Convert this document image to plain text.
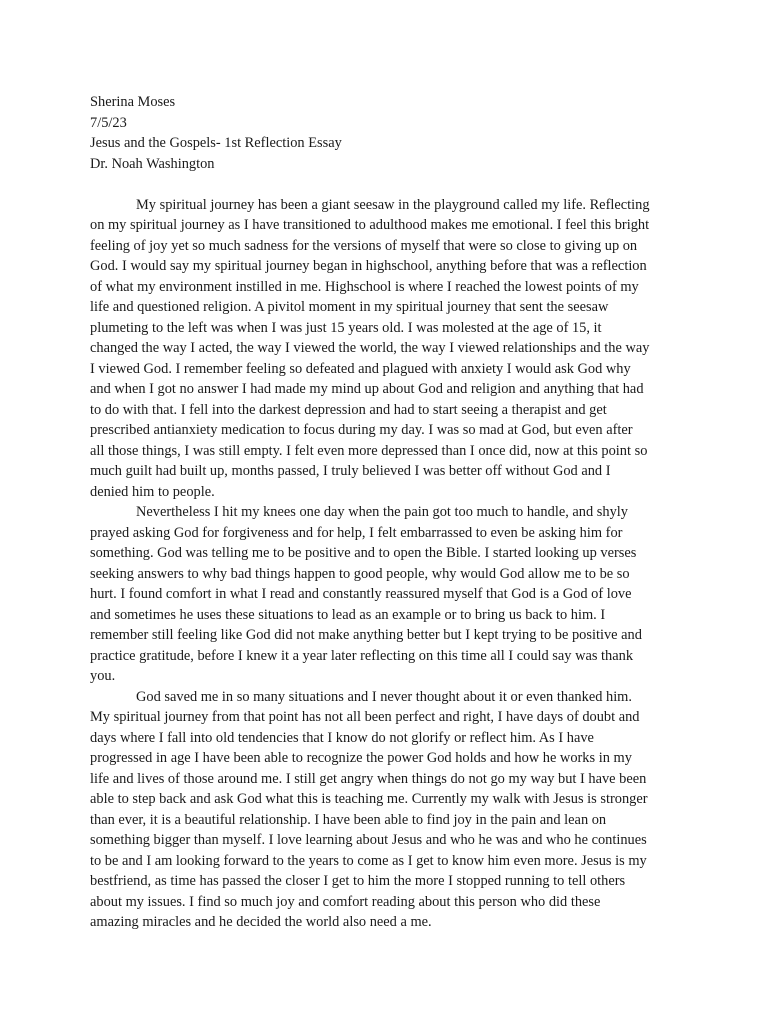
Sherina Moses
7/5/23
Jesus and the Gospels- 1st Reflection Essay
Dr. Noah Washington
My spiritual journey has been a giant seesaw in the playground called my life. Reflecting
on my spiritual journey as I have transitioned to adulthood makes me emotional. I feel this bright
feeling of joy yet so much sadness for the versions of myself that were so close to giving up on
God. I would say my spiritual journey began in highschool, anything before that was a reflection
of what my environment instilled in me. Highschool is where I reached the lowest points of my
life and questioned religion. A pivitol moment in my spiritual journey that sent the seesaw
plumeting to the left was when I was just 15 years old. I was molested at the age of 15, it
changed the way I acted, the way I viewed the world, the way I viewed relationships and the way
I viewed God. I remember feeling so defeated and plagued with anxiety I would ask God why
and when I got no answer I had made my mind up about God and religion and anything that had
to do with that. I fell into the darkest depression and had to start seeing a therapist and get
prescribed antianxiety medication to focus during my day. I was so mad at God, but even after
all those things, I was still empty. I felt even more depressed than I once did, now at this point so
much guilt had built up, months passed, I truly believed I was better off without God and I
denied him to people.
Nevertheless I hit my knees one day when the pain got too much to handle, and shyly
prayed asking God for forgiveness and for help, I felt embarrassed to even be asking him for
something. God was telling me to be positive and to open the Bible. I started looking up verses
seeking answers to why bad things happen to good people, why would God allow me to be so
hurt. I found comfort in what I read and constantly reassured myself that God is a God of love
and sometimes he uses these situations to lead as an example or to bring us back to him. I
remember still feeling like God did not make anything better but I kept trying to be positive and
practice gratitude, before I knew it a year later reflecting on this time all I could say was thank
you.
God saved me in so many situations and I never thought about it or even thanked him.
My spiritual journey from that point has not all been perfect and right, I have days of doubt and
days where I fall into old tendencies that I know do not glorify or reflect him. As I have
progressed in age I have been able to recognize the power God holds and how he works in my
life and lives of those around me. I still get angry when things do not go my way but I have been
able to step back and ask God what this is teaching me. Currently my walk with Jesus is stronger
than ever, it is a beautiful relationship. I have been able to find joy in the pain and lean on
something bigger than myself. I love learning about Jesus and who he was and who he continues
to be and I am looking forward to the years to come as I get to know him even more. Jesus is my
bestfriend, as time has passed the closer I get to him the more I stopped running to tell others
about my issues. I find so much joy and comfort reading about this person who did these
amazing miracles and he decided the world also need a me.
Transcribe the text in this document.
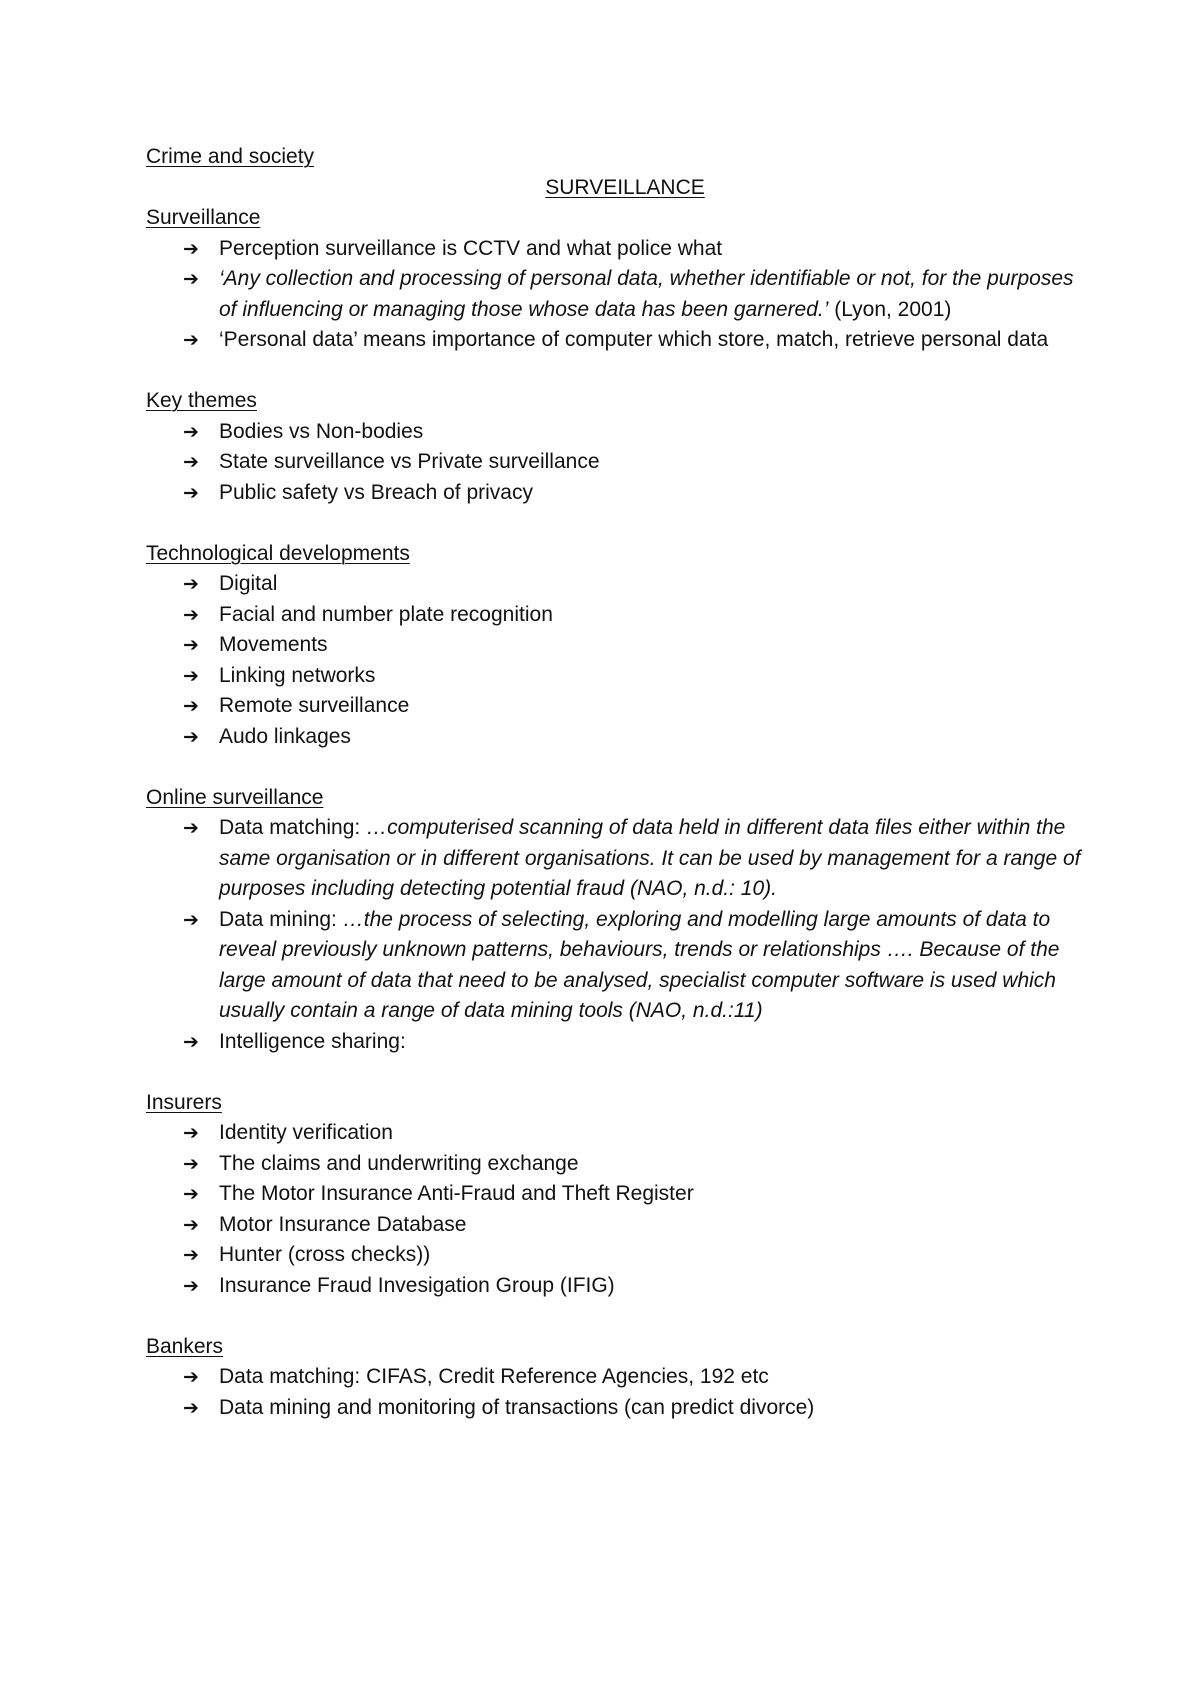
Crime and society
SURVEILLANCE
Surveillance
➔ Perception surveillance is CCTV and what police what
➔ ‘Any collection and processing of personal data, whether identifiable or not, for the purposes of influencing or managing those whose data has been garnered.’ (Lyon, 2001)
➔ ‘Personal data’ means importance of computer which store, match, retrieve personal data
Key themes
➔ Bodies vs Non-bodies
➔ State surveillance vs Private surveillance
➔ Public safety vs Breach of privacy
Technological developments
➔ Digital
➔ Facial and number plate recognition
➔ Movements
➔ Linking networks
➔ Remote surveillance
➔ Audo linkages
Online surveillance
➔ Data matching: …computerised scanning of data held in different data files either within the same organisation or in different organisations. It can be used by management for a range of purposes including detecting potential fraud (NAO, n.d.: 10).
➔ Data mining: …the process of selecting, exploring and modelling large amounts of data to reveal previously unknown patterns, behaviours, trends or relationships …. Because of the large amount of data that need to be analysed, specialist computer software is used which usually contain a range of data mining tools (NAO, n.d.:11)
➔ Intelligence sharing:
Insurers
➔ Identity verification
➔ The claims and underwriting exchange
➔ The Motor Insurance Anti-Fraud and Theft Register
➔ Motor Insurance Database
➔ Hunter (cross checks))
➔ Insurance Fraud Invesigation Group (IFIG)
Bankers
➔ Data matching: CIFAS, Credit Reference Agencies, 192 etc
➔ Data mining and monitoring of transactions (can predict divorce)
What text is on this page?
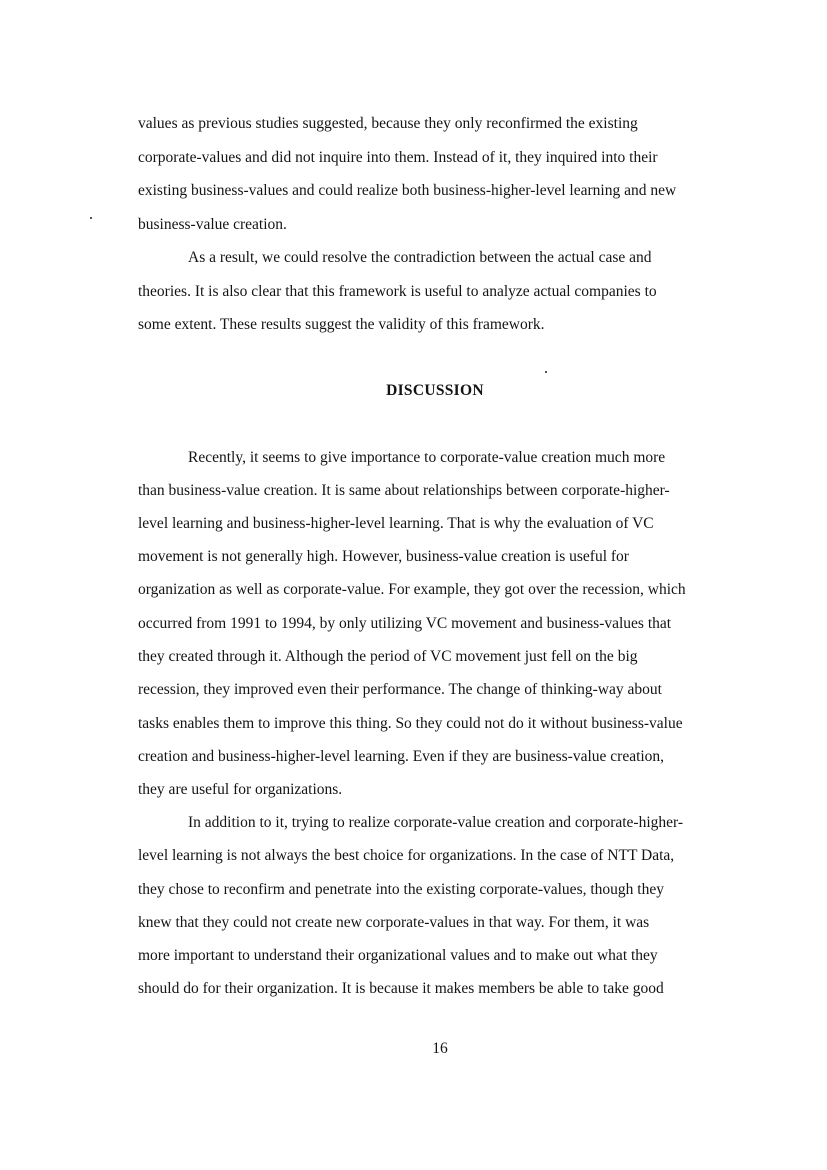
values as previous studies suggested, because they only reconfirmed the existing
corporate-values and did not inquire into them. Instead of it, they inquired into their
existing business-values and could realize both business-higher-level learning and new
business-value creation.
As a result, we could resolve the contradiction between the actual case and
theories. It is also clear that this framework is useful to analyze actual companies to
some extent. These results suggest the validity of this framework.
DISCUSSION
Recently, it seems to give importance to corporate-value creation much more
than business-value creation. It is same about relationships between corporate-higher-
level learning and business-higher-level learning. That is why the evaluation of VC
movement is not generally high. However, business-value creation is useful for
organization as well as corporate-value. For example, they got over the recession, which
occurred from 1991 to 1994, by only utilizing VC movement and business-values that
they created through it. Although the period of VC movement just fell on the big
recession, they improved even their performance. The change of thinking-way about
tasks enables them to improve this thing. So they could not do it without business-value
creation and business-higher-level learning. Even if they are business-value creation,
they are useful for organizations.
In addition to it, trying to realize corporate-value creation and corporate-higher-
level learning is not always the best choice for organizations. In the case of NTT Data,
they chose to reconfirm and penetrate into the existing corporate-values, though they
knew that they could not create new corporate-values in that way. For them, it was
more important to understand their organizational values and to make out what they
should do for their organization. It is because it makes members be able to take good
16
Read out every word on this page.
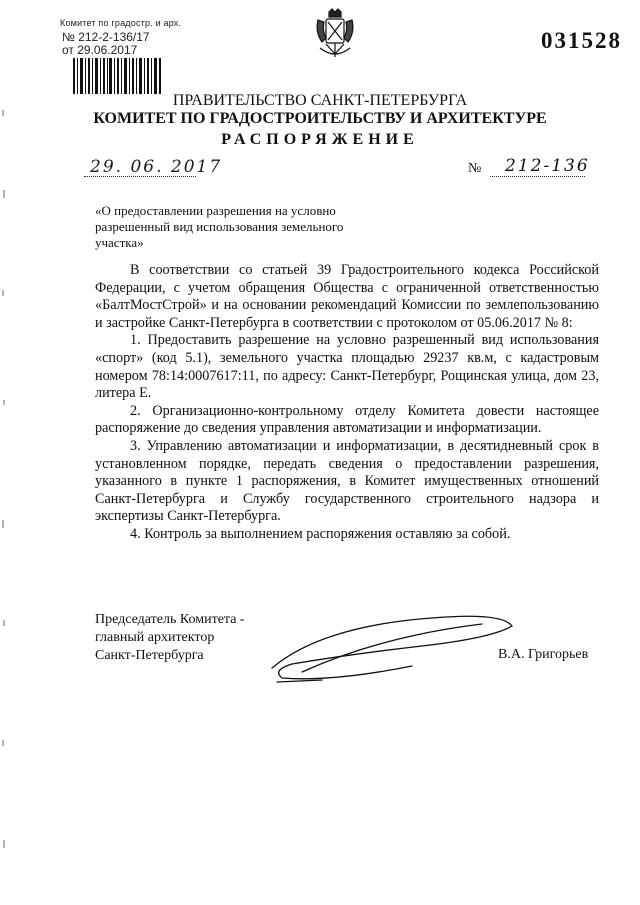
Комитет по градостр. и арх.
№ 212-2-136/17
от 29.06.2017	031528
ПРАВИТЕЛЬСТВО САНКТ-ПЕТЕРБУРГА
КОМИТЕТ ПО ГРАДОСТРОИТЕЛЬСТВУ И АРХИТЕКТУРЕ
РАСПОРЯЖЕНИЕ
29. 06. 2017	№ 212-136
«О предоставлении разрешения на условно разрешенный вид использования земельного участка»

В соответствии со статьей 39 Градостроительного кодекса Российской Федерации, с учетом обращения Общества с ограниченной ответственностью «БалтМостСтрой» и на основании рекомендаций Комиссии по землепользованию и застройке Санкт-Петербурга в соответствии с протоколом от 05.06.2017 № 8:

1. Предоставить разрешение на условно разрешенный вид использования «спорт» (код 5.1), земельного участка площадью 29237 кв.м, с кадастровым номером 78:14:0007617:11, по адресу: Санкт-Петербург, Рощинская улица, дом 23, литера Е.

2. Организационно-контрольному отделу Комитета довести настоящее распоряжение до сведения управления автоматизации и информатизации.

3. Управлению автоматизации и информатизации, в десятидневный срок в установленном порядке, передать сведения о предоставлении разрешения, указанного в пункте 1 распоряжения, в Комитет имущественных отношений Санкт-Петербурга и Службу государственного строительного надзора и экспертизы Санкт-Петербурга.

4. Контроль за выполнением распоряжения оставляю за собой.

Председатель Комитета -
главный архитектор
Санкт-Петербурга	В.А. Григорьев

» REQUIREMENTS:
All of the lines above should be printed exactly, minus the pictures.

» EXERCISE OUTPUT:
Convert this document image to plain text.
Sherina Moses
7/5/23
Jesus and the Gospels- 1st Reflection Essay
Dr. Noah Washington
My spiritual journey has been a giant seesaw in the playground called my life. Reflecting
on my spiritual journey as I have transitioned to adulthood makes me emotional. I feel this bright
feeling of joy yet so much sadness for the versions of myself that were so close to giving up on
God. I would say my spiritual journey began in highschool, anything before that was a reflection
of what my environment instilled in me. Highschool is where I reached the lowest points of my
life and questioned religion. A pivitol moment in my spiritual journey that sent the seesaw
plumeting to the left was when I was just 15 years old. I was molested at the age of 15, it
changed the way I acted, the way I viewed the world, the way I viewed relationships and the way
I viewed God. I remember feeling so defeated and plagued with anxiety I would ask God why
and when I got no answer I had made my mind up about God and religion and anything that had
to do with that. I fell into the darkest depression and had to start seeing a therapist and get
prescribed antianxiety medication to focus during my day. I was so mad at God, but even after
all those things, I was still empty. I felt even more depressed than I once did, now at this point so
much guilt had built up, months passed, I truly believed I was better off without God and I
denied him to people.
Nevertheless I hit my knees one day when the pain got too much to handle, and shyly
prayed asking God for forgiveness and for help, I felt embarrassed to even be asking him for
something. God was telling me to be positive and to open the Bible. I started looking up verses
seeking answers to why bad things happen to good people, why would God allow me to be so
hurt. I found comfort in what I read and constantly reassured myself that God is a God of love
and sometimes he uses these situations to lead as an example or to bring us back to him. I
remember still feeling like God did not make anything better but I kept trying to be positive and
practice gratitude, before I knew it a year later reflecting on this time all I could say was thank
you.
God saved me in so many situations and I never thought about it or even thanked him.
My spiritual journey from that point has not all been perfect and right, I have days of doubt and
days where I fall into old tendencies that I know do not glorify or reflect him. As I have
progressed in age I have been able to recognize the power God holds and how he works in my
life and lives of those around me. I still get angry when things do not go my way but I have been
able to step back and ask God what this is teaching me. Currently my walk with Jesus is stronger
than ever, it is a beautiful relationship. I have been able to find joy in the pain and lean on
something bigger than myself. I love learning about Jesus and who he was and who he continues
to be and I am looking forward to the years to come as I get to know him even more. Jesus is my
bestfriend, as time has passed the closer I get to him the more I stopped running to tell others
about my issues. I find so much joy and comfort reading about this person who did these
amazing miracles and he decided the world also need a me.
Transcribe the text in this document.
Crime and society
SURVEILLANCE
Surveillance
➔ Perception surveillance is CCTV and what police what
➔ ‘Any collection and processing of personal data, whether identifiable or not, for the purposes of influencing or managing those whose data has been garnered.’ (Lyon, 2001)
➔ ‘Personal data’ means importance of computer which store, match, retrieve personal data
Key themes
➔ Bodies vs Non-bodies
➔ State surveillance vs Private surveillance
➔ Public safety vs Breach of privacy
Technological developments
➔ Digital
➔ Facial and number plate recognition
➔ Movements
➔ Linking networks
➔ Remote surveillance
➔ Audo linkages
Online surveillance
➔ Data matching: …computerised scanning of data held in different data files either within the same organisation or in different organisations. It can be used by management for a range of purposes including detecting potential fraud (NAO, n.d.: 10).
➔ Data mining: …the process of selecting, exploring and modelling large amounts of data to reveal previously unknown patterns, behaviours, trends or relationships …. Because of the large amount of data that need to be analysed, specialist computer software is used which usually contain a range of data mining tools (NAO, n.d.:11)
➔ Intelligence sharing:
Insurers
➔ Identity verification
➔ The claims and underwriting exchange
➔ The Motor Insurance Anti-Fraud and Theft Register
➔ Motor Insurance Database
➔ Hunter (cross checks))
➔ Insurance Fraud Invesigation Group (IFIG)
Bankers
➔ Data matching: CIFAS, Credit Reference Agencies, 192 etc
➔ Data mining and monitoring of transactions (can predict divorce)
What text is on this page?
values as previous studies suggested, because they only reconfirmed the existing
corporate-values and did not inquire into them. Instead of it, they inquired into their
existing business-values and could realize both business-higher-level learning and new
business-value creation.
As a result, we could resolve the contradiction between the actual case and
theories. It is also clear that this framework is useful to analyze actual companies to
some extent. These results suggest the validity of this framework.
DISCUSSION
Recently, it seems to give importance to corporate-value creation much more
than business-value creation. It is same about relationships between corporate-higher-
level learning and business-higher-level learning. That is why the evaluation of VC
movement is not generally high. However, business-value creation is useful for
organization as well as corporate-value. For example, they got over the recession, which
occurred from 1991 to 1994, by only utilizing VC movement and business-values that
they created through it. Although the period of VC movement just fell on the big
recession, they improved even their performance. The change of thinking-way about
tasks enables them to improve this thing. So they could not do it without business-value
creation and business-higher-level learning. Even if they are business-value creation,
they are useful for organizations.
In addition to it, trying to realize corporate-value creation and corporate-higher-
level learning is not always the best choice for organizations. In the case of NTT Data,
they chose to reconfirm and penetrate into the existing corporate-values, though they
knew that they could not create new corporate-values in that way. For them, it was
more important to understand their organizational values and to make out what they
should do for their organization. It is because it makes members be able to take good
16
Read out every word on this page.
Комитет по градостр. и арх.
№ 212-2-136/17
от 29.06.2017	031528
ПРАВИТЕЛЬСТВО САНКТ-ПЕТЕРБУРГА
КОМИТЕТ ПО ГРАДОСТРОИТЕЛЬСТВУ И АРХИТЕКТУРЕ
РАСПОРЯЖЕНИЕ
29. 06. 2017	№ 212-136
«О предоставлении разрешения на условно разрешенный вид использования земельного участка»

В соответствии со статьей 39 Градостроительного кодекса Российской Федерации, с учетом обращения Общества с ограниченной ответственностью «БалтМостСтрой» и на основании рекомендаций Комиссии по землепользованию и застройке Санкт-Петербурга в соответствии с протоколом от 05.06.2017 № 8:

1. Предоставить разрешение на условно разрешенный вид использования «спорт» (код 5.1), земельного участка площадью 29237 кв.м, с кадастровым номером 78:14:0007617:11, по адресу: Санкт-Петербург, Рощинская улица, дом 23, литера Е.

2. Организационно-контрольному отделу Комитета довести настоящее распоряжение до сведения управления автоматизации и информатизации.

3. Управлению автоматизации и информатизации, в десятидневный срок в установленном порядке, передать сведения о предоставлении разрешения, указанного в пункте 1 распоряжения, в Комитет имущественных отношений Санкт-Петербурга и Службу государственного строительного надзора и экспертизы Санкт-Петербурга.

4. Контроль за выполнением распоряжения оставляю за собой.

Председатель Комитета -
главный архитектор
Санкт-Петербурга	В.А. Григорьев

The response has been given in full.